### Yapılacak Görev 1
Ekip çalışması üzerine olan metne göre aşağıdaki soruları yanıtlayınız.
(a) Konuşan kişi ekip ruhunda hep neyi aradığını belirtiyor?
(b) Alt-yükleniciler için hangi ilkeden söz ediliyor?
(c) Son soruda yönetim ve organizasyondaki değerlerin geçişiyle neyin oluştuğu soruluyor?
### Yapılacak Görev 2
Ekip çalışması üzerine olan metni, son sorunun ardından gelecek bölümü yazarak tamamlayınız.

Tabii beklerim. Şimdi şöyle, inşaat işi olsun, inşaat malzeme işi olsun, bir ekip işi. Ben ekibimle varım. Hem teknik ekip hem diğer çalışma arkadaşlarım, işçisinden ustasına, mühendisine hepimiz bir bütünüz, zincirin birer parçasıyız; ve ben ekip ruhunda hep aynı dürüstlüğü arıyorum. Bunun yanında alt-yüklenicilerimiz var, aynı prensipleri onlarda da arıyoruz. Belki ilk başlarda hatalar yapmış olabiliriz ama zamanla hatalarımızı eliyoruz, ‘bu arkadaşla bir daha çalışmayalım,’ diyebiliyoruz; bizimle aynı frekansta olan, işi gerçekten sahiplenen, disiplinli çalışan kişilerle devam ediyoruz.
Yani yönetim ve organizasyonda sizin değerleriniz çalışma arkadaşlarınıza ve alt-kademelere geçiyor. Böylece bir kurumsal kimlik oluyor herhalde?

### Sunulan Materyal

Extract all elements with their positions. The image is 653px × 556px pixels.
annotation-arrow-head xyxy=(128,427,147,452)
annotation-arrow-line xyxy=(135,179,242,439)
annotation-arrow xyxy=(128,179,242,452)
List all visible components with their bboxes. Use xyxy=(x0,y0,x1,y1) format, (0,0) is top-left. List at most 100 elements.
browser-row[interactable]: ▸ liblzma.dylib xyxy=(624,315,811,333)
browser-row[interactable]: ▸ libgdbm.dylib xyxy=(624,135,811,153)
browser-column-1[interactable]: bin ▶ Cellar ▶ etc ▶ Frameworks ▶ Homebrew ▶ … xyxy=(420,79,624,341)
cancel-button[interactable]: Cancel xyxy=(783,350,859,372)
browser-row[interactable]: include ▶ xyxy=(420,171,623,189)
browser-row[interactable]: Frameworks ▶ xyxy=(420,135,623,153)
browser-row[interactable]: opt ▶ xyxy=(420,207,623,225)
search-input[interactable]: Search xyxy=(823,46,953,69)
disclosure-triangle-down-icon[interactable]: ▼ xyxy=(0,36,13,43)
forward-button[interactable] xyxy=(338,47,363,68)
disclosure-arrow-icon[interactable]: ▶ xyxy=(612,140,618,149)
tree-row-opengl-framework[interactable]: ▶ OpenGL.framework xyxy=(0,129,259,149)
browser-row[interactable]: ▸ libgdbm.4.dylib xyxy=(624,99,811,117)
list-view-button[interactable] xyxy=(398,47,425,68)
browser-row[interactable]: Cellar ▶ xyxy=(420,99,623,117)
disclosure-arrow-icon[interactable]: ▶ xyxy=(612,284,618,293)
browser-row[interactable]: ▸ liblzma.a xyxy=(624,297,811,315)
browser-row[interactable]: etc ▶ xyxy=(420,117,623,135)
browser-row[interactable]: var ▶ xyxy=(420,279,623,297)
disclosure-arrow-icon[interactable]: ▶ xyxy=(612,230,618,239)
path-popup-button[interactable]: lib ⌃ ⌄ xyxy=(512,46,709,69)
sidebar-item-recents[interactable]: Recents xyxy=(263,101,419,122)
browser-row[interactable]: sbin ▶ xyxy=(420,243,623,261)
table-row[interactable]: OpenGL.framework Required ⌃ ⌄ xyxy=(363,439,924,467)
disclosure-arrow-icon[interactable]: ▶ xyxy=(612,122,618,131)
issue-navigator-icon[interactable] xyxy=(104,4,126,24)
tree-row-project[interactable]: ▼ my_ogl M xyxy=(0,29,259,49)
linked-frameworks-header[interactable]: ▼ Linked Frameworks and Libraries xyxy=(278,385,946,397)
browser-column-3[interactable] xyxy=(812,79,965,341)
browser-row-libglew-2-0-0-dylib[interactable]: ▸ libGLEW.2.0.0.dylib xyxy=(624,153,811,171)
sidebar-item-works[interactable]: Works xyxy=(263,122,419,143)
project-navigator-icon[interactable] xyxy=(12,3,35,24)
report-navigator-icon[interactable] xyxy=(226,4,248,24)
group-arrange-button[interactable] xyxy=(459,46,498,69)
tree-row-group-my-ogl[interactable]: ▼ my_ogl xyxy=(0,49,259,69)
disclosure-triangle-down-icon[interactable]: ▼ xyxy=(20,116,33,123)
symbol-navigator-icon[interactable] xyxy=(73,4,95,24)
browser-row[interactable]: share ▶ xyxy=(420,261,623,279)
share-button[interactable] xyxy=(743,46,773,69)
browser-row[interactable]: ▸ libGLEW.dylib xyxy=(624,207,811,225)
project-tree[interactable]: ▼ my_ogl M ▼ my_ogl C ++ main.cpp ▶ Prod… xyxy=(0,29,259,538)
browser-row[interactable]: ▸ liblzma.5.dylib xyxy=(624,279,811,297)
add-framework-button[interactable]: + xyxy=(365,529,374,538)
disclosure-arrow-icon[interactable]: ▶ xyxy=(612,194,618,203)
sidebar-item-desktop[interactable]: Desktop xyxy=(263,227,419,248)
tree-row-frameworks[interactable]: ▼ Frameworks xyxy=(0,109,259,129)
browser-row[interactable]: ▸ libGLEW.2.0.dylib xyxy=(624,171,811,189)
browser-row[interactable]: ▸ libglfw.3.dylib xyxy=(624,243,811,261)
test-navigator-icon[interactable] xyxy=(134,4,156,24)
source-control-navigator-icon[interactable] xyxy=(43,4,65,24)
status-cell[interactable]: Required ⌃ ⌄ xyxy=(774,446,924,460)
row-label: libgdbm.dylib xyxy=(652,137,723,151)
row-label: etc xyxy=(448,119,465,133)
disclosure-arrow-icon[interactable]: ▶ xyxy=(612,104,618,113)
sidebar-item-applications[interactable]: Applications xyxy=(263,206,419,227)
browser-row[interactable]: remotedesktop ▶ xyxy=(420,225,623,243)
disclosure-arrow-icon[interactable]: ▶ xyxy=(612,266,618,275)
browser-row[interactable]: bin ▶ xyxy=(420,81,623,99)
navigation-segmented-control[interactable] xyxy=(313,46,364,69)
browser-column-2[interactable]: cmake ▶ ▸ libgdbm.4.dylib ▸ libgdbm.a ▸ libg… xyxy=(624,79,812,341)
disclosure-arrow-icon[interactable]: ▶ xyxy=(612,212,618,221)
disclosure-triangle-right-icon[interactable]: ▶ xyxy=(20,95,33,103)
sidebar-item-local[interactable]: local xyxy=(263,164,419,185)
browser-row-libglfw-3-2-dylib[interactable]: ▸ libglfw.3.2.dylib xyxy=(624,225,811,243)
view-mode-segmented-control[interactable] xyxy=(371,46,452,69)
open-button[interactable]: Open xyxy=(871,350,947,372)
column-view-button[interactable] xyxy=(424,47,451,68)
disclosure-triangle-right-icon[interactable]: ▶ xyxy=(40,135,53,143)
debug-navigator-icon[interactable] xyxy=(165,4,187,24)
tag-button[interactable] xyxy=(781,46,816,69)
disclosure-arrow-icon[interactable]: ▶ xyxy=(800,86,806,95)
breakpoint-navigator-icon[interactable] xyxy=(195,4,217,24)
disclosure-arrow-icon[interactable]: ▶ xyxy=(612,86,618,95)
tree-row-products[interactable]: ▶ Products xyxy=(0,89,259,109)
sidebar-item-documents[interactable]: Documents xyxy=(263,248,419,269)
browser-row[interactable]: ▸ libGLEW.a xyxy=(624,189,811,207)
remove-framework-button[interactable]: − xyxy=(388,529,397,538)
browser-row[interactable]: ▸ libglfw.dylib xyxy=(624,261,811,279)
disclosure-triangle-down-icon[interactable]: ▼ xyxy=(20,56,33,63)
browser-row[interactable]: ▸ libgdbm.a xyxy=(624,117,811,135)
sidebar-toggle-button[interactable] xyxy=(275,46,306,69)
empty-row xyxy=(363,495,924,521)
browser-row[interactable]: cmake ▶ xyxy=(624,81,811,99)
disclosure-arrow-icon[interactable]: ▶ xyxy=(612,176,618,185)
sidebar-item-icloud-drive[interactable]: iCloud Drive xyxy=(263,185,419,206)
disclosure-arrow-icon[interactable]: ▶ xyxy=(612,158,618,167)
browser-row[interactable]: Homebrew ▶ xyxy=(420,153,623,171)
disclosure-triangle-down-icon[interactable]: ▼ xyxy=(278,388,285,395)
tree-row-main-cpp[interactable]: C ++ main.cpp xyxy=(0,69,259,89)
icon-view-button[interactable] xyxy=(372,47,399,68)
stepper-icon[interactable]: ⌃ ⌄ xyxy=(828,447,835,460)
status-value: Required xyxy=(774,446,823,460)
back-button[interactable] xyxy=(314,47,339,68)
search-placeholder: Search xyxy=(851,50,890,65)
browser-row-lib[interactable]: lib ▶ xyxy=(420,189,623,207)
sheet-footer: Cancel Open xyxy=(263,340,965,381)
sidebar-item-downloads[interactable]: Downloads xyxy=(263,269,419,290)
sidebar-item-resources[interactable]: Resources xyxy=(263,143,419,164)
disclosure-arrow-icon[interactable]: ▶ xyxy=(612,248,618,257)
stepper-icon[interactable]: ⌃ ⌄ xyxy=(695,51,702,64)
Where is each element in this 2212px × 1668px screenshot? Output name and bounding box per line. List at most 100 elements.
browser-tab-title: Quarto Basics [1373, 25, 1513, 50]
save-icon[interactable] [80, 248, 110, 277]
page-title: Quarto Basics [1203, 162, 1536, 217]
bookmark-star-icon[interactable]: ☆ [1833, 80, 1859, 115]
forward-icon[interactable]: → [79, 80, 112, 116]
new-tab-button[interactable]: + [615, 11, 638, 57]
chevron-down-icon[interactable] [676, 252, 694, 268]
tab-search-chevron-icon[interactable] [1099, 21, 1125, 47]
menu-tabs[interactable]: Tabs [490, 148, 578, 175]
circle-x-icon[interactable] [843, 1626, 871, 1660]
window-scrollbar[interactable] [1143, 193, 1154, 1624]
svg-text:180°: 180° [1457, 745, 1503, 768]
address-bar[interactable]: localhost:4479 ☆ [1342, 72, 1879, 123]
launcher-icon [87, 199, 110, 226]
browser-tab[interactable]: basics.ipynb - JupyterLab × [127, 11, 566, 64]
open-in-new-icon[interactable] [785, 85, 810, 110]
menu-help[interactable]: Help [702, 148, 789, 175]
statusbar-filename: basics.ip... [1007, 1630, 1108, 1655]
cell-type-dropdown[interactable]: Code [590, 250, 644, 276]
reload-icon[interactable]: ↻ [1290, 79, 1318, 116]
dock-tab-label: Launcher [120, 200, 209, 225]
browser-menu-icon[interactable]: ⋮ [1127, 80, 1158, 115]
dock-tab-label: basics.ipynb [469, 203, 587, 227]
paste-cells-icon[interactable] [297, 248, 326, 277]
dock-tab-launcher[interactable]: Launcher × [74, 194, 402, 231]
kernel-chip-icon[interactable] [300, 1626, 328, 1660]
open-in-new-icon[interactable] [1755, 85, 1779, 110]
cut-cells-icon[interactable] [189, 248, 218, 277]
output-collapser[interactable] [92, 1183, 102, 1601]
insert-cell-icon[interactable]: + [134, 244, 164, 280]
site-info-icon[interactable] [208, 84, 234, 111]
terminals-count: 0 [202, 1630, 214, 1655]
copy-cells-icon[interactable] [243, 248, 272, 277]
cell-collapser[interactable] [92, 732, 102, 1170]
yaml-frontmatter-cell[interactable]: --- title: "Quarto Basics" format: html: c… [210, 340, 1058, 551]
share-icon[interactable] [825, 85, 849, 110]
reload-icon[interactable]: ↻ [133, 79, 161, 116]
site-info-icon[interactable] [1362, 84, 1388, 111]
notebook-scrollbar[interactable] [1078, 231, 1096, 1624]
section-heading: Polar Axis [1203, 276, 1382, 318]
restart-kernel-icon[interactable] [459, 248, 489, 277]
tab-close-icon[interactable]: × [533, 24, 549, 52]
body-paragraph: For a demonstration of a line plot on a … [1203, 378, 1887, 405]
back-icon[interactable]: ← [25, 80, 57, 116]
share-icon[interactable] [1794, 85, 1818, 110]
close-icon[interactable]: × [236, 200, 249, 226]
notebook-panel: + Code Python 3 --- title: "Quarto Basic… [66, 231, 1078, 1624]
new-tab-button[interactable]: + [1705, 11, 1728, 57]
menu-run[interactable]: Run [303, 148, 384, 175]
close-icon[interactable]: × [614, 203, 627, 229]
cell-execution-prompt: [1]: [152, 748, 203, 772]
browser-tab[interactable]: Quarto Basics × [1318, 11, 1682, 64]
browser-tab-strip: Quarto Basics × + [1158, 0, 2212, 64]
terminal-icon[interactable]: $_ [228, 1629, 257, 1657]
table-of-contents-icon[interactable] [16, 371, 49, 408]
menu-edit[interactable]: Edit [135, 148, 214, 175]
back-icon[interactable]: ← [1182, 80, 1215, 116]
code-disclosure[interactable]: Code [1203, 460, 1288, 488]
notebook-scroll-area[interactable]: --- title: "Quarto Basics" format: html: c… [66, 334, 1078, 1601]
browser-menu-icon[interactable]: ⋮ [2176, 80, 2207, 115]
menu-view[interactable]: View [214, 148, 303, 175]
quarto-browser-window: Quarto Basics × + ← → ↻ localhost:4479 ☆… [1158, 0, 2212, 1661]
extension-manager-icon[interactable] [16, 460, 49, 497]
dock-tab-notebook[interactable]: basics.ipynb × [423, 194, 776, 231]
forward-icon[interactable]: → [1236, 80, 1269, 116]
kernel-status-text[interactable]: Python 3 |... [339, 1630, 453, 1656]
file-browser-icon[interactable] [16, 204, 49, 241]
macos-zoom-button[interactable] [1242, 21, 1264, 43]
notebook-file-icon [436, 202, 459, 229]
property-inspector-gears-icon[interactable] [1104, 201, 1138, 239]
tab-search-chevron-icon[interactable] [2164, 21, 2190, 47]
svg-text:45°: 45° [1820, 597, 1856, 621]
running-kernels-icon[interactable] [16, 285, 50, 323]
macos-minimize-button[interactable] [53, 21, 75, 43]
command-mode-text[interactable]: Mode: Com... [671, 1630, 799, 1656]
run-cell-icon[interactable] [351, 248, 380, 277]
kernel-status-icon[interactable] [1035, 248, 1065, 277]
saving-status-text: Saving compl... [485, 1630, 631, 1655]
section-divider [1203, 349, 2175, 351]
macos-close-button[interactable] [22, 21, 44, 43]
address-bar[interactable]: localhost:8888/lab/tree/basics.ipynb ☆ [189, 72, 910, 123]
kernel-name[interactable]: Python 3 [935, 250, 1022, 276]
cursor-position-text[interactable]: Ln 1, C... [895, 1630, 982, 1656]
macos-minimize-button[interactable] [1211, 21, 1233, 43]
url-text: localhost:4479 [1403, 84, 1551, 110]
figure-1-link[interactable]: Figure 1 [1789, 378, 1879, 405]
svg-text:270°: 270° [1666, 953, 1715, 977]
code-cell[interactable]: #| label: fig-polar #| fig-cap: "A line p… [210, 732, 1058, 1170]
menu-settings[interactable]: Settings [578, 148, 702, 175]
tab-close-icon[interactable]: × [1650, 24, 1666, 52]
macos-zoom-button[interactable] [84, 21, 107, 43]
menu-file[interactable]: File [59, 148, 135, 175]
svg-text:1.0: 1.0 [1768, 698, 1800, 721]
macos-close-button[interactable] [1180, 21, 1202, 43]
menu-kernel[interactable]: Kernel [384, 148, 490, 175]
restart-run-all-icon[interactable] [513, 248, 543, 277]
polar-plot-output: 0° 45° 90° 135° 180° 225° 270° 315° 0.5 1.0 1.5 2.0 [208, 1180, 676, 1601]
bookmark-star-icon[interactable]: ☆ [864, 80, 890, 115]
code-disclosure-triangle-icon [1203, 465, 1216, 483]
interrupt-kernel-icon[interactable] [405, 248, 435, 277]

### Yazılı Yanıt 1
(a) Hep aynı dürüstlüğü aradığını belirtiyor.
(b) Aynı prensiplerin onlarda da arandığı söyleniyor.
(c) Bir kurumsal kimliğin oluşup oluşmadığı soruluyor.

### Yazılı Yanıt 2
Evet bu zamanla olgunlaşacak bir kültür.
Bir arkadaşım var, o da sektöründe başarılı bir isim, yine de ‘keşke işimi kurmadan önce bir kurumsal şirkette staj yapsaydım,’ der. Kurumsal şirketlerde staj yapmak, girişimcilik ruhunda neyi pekiştirir?
Şimdi hiçbir şey bilmeden, sadece hayallerle bir yere gelemezsiniz. Bir girişimci için özgüven lazım tabii ki, cesaret de lazım, bir hayal de lazım… Ama bunu nasıl yapacaksınız? Günümüzde bilgiye daha kolay ulaşıyorsunuz ama pratikte nasıl yapacaksınız; mutlaka kurumsal kültüre sahip bir firmada çalışmak her zaman faydalıdır; ben de çalıştım ve herkese de öneririm.
Kurumsal kültüre sahip bir firma aynı zamanda iş ahlakına ilişkin de bazı değerleri, prensipleri kazandırıyor değil mi?
Kesinlikle. Böylece sistemi öğrensin, disiplini öğrensin.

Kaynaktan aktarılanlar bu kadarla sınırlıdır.